>> BEGIN
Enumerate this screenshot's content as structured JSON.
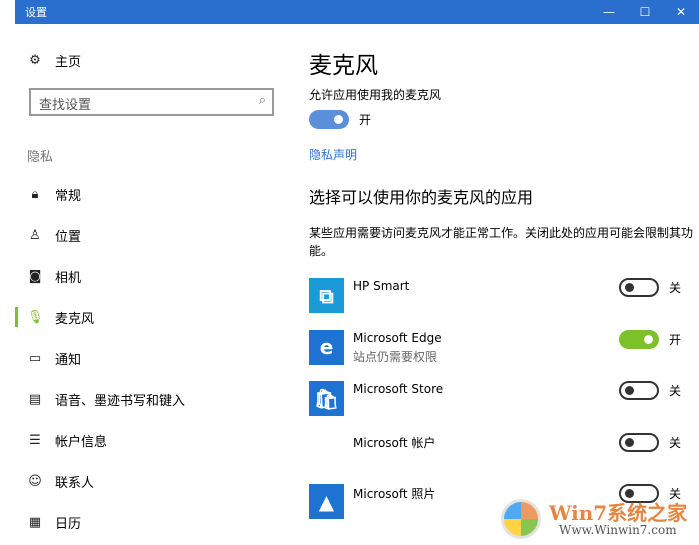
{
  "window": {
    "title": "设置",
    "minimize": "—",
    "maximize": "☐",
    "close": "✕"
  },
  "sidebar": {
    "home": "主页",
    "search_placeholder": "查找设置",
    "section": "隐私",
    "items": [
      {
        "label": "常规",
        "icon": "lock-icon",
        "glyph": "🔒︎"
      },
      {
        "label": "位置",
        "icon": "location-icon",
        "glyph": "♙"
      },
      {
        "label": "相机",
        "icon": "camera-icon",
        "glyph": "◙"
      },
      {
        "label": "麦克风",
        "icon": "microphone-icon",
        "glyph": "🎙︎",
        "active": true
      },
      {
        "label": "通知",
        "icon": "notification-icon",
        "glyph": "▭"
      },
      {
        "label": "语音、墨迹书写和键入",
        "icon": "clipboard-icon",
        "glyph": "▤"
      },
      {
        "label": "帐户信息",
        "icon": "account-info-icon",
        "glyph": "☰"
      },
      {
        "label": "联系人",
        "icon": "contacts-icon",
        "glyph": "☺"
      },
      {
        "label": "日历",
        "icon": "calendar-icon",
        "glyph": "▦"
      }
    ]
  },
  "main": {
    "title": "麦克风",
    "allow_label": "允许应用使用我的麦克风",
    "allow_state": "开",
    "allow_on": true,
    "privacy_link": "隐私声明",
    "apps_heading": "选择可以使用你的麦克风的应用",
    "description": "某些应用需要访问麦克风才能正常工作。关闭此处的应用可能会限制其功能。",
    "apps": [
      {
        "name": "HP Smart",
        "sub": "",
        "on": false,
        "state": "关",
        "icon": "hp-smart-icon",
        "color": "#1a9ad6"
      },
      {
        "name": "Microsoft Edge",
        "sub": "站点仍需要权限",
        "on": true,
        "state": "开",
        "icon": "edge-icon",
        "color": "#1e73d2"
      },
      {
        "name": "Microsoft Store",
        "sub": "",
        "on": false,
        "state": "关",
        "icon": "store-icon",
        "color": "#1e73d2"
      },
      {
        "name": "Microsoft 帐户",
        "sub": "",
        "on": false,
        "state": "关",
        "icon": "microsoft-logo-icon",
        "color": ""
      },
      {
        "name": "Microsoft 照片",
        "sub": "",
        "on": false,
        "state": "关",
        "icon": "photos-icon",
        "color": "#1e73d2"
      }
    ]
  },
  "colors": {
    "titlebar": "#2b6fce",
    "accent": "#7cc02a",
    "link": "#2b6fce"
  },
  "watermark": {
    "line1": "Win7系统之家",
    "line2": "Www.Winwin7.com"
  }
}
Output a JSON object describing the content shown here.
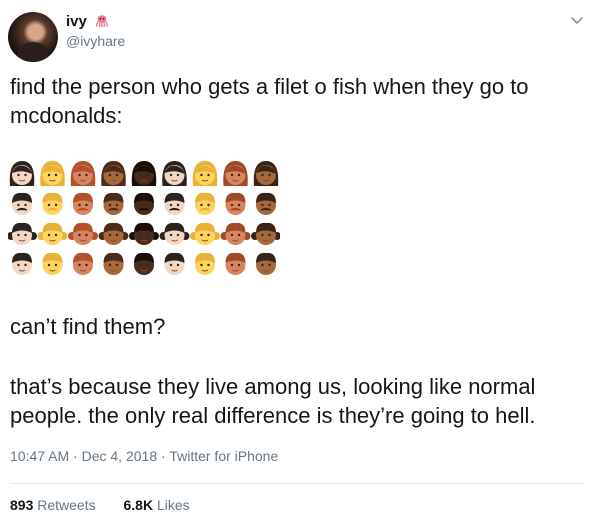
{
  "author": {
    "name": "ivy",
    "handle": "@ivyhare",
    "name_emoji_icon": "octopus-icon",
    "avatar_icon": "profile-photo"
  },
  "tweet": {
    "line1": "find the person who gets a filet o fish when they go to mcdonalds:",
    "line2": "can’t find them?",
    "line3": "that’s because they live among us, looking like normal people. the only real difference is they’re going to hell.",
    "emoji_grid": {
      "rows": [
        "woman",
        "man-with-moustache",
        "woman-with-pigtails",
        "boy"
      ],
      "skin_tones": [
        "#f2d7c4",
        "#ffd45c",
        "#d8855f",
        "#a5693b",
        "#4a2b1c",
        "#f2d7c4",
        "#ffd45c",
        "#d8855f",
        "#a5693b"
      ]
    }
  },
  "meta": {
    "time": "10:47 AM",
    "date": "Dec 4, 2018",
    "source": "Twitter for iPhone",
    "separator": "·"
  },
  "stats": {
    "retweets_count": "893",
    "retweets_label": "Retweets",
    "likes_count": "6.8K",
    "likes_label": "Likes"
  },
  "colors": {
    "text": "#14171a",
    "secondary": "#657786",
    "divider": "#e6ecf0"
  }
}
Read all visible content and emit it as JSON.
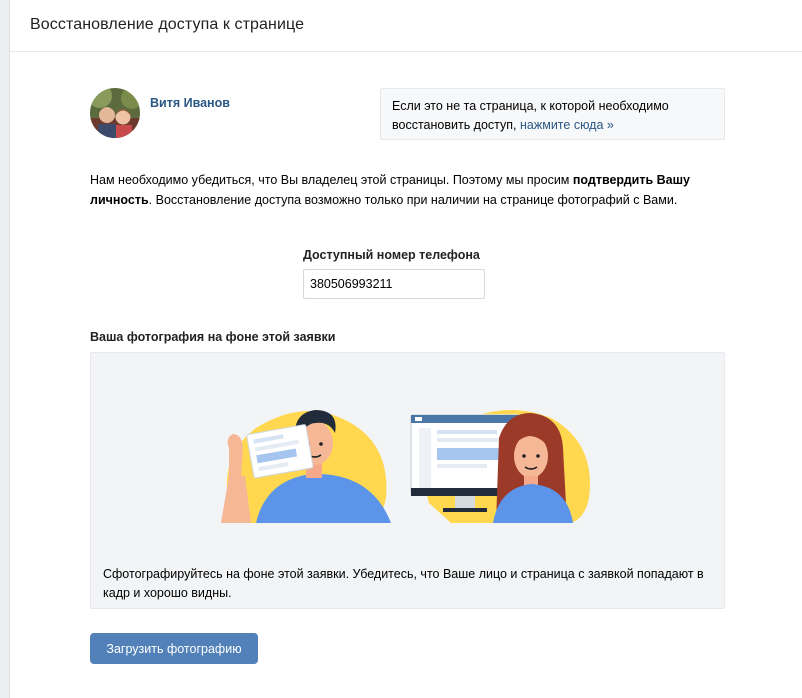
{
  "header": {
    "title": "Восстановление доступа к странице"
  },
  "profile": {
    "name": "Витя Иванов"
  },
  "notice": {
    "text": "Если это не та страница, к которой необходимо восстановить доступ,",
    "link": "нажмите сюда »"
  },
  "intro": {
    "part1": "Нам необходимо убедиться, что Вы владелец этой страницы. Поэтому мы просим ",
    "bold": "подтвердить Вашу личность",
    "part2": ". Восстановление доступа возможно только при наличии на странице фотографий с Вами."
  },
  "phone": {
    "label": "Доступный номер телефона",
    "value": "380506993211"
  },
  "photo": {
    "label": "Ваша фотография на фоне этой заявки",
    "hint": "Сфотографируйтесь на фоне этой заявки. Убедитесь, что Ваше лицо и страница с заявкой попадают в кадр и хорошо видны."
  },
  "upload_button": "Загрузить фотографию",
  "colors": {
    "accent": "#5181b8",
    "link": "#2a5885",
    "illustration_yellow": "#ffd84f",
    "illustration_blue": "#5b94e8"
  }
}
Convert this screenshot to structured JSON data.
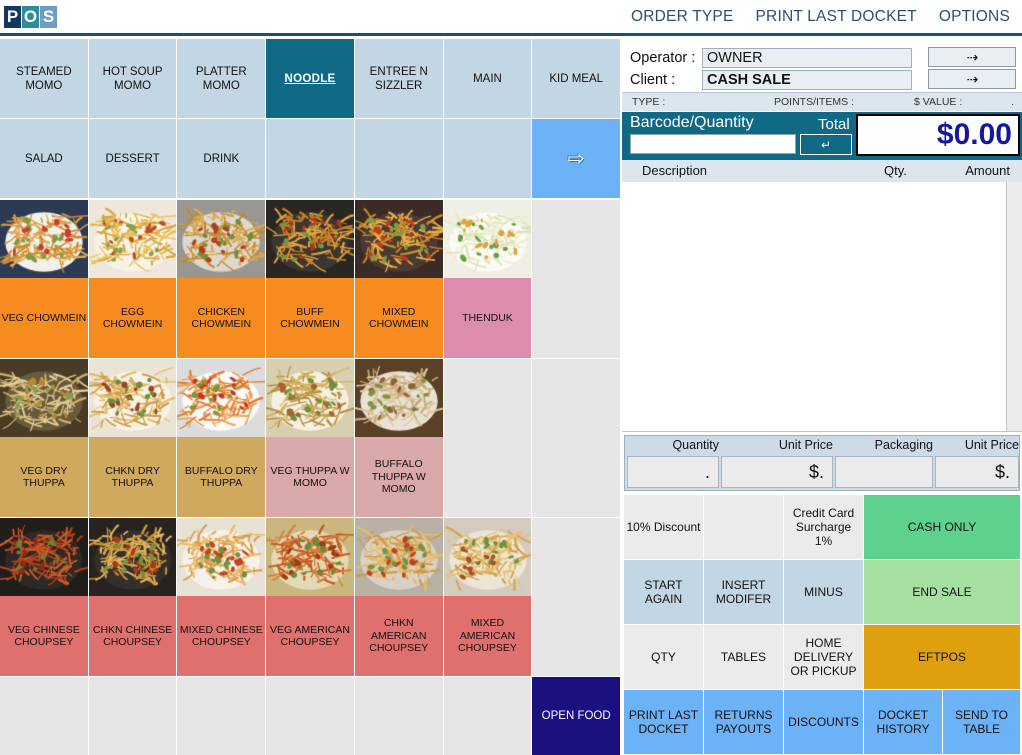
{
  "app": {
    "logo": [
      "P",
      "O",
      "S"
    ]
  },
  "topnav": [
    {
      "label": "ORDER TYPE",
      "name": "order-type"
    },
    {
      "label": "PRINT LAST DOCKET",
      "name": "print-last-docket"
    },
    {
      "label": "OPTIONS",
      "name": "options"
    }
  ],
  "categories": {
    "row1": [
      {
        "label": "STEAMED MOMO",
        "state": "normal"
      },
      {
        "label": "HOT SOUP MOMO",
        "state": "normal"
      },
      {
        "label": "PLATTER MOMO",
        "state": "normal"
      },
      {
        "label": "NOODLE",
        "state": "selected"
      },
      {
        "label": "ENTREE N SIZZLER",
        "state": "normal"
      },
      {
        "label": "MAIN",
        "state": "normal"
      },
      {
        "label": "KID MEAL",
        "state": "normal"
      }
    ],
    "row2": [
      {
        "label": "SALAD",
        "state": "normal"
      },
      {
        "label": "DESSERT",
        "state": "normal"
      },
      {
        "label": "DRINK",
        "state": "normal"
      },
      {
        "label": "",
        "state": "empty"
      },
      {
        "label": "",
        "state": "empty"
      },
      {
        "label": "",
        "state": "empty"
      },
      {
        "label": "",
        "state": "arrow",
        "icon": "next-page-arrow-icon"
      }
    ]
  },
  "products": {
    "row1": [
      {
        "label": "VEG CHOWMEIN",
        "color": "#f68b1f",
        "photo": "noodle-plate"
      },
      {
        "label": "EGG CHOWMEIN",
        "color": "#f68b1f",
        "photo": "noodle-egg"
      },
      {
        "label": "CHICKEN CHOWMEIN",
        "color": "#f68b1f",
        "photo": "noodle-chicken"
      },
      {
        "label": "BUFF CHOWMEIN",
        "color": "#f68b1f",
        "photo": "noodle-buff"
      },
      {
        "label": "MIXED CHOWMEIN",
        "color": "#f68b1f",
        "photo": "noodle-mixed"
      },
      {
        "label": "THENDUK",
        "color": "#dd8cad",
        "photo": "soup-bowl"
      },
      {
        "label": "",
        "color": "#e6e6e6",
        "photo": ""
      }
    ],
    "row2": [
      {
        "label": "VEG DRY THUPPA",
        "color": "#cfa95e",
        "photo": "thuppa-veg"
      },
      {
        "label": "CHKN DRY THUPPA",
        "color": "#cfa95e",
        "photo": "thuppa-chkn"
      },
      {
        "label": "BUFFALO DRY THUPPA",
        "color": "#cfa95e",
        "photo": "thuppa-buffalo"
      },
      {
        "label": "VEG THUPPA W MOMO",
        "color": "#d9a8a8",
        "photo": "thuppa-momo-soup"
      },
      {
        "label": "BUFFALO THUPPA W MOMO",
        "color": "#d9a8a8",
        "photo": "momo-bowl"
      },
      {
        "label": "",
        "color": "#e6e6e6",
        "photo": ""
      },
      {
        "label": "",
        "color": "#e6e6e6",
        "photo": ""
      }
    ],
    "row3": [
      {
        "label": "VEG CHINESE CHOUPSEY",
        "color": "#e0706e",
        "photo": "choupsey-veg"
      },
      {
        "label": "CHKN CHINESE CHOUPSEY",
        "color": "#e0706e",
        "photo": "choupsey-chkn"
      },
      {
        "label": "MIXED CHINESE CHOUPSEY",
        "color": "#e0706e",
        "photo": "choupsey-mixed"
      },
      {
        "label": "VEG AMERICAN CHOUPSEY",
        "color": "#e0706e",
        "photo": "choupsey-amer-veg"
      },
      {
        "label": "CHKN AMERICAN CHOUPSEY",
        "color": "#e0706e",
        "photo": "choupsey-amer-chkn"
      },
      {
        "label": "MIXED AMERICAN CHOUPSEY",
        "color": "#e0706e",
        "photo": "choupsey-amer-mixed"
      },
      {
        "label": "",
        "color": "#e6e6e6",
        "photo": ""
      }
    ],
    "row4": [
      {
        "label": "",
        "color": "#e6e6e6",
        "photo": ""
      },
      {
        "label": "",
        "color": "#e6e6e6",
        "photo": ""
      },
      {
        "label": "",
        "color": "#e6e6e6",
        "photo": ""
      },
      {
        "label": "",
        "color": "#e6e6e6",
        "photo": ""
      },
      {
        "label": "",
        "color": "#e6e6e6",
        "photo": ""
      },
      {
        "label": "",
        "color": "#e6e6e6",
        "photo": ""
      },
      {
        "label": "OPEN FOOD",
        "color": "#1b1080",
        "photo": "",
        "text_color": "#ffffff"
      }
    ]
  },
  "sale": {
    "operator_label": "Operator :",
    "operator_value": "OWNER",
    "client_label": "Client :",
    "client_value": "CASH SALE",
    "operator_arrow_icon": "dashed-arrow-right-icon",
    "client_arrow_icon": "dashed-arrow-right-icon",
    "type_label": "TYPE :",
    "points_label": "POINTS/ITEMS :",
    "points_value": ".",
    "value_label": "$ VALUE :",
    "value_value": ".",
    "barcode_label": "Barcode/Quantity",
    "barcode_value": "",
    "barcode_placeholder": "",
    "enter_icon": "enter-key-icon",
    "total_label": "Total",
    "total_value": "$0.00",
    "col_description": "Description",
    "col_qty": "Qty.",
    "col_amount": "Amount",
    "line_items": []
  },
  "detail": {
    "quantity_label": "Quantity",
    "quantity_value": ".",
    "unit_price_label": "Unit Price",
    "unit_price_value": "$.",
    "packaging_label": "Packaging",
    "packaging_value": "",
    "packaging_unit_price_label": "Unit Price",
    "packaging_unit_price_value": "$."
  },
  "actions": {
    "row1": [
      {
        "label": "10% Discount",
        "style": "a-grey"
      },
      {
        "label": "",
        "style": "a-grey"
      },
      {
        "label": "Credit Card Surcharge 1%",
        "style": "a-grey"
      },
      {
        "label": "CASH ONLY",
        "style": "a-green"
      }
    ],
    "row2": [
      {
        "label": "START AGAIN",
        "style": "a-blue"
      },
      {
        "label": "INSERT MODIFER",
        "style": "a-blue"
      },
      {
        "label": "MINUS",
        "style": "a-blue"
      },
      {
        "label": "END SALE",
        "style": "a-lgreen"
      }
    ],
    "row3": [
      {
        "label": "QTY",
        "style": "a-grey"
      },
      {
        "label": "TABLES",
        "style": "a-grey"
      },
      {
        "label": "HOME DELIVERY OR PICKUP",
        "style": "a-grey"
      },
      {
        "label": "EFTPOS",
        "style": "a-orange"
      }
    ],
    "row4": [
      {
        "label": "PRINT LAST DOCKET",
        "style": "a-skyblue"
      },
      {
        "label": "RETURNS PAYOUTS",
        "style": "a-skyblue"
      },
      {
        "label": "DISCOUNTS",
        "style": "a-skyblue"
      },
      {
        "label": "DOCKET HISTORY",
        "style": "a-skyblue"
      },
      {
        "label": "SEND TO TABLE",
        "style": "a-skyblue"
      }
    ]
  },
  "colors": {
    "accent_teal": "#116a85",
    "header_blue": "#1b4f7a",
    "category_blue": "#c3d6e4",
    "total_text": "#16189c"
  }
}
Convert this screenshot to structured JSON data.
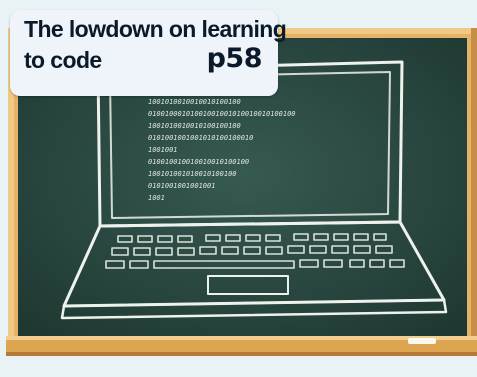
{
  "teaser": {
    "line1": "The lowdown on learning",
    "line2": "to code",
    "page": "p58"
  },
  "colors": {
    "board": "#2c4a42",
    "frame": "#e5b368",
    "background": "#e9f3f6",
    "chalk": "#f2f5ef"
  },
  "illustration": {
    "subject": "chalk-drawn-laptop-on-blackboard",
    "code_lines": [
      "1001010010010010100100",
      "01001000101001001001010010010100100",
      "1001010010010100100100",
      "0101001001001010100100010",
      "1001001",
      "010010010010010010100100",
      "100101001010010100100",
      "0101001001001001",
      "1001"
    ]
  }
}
>> END
Isolate the lines above that contain the word "AMERICAN" and copy them.

        "label": "VEG AMERICAN CHOUPSEY",
        "label": "CHKN AMERICAN CHOUPSEY",
        "label": "MIXED AMERICAN CHOUPSEY",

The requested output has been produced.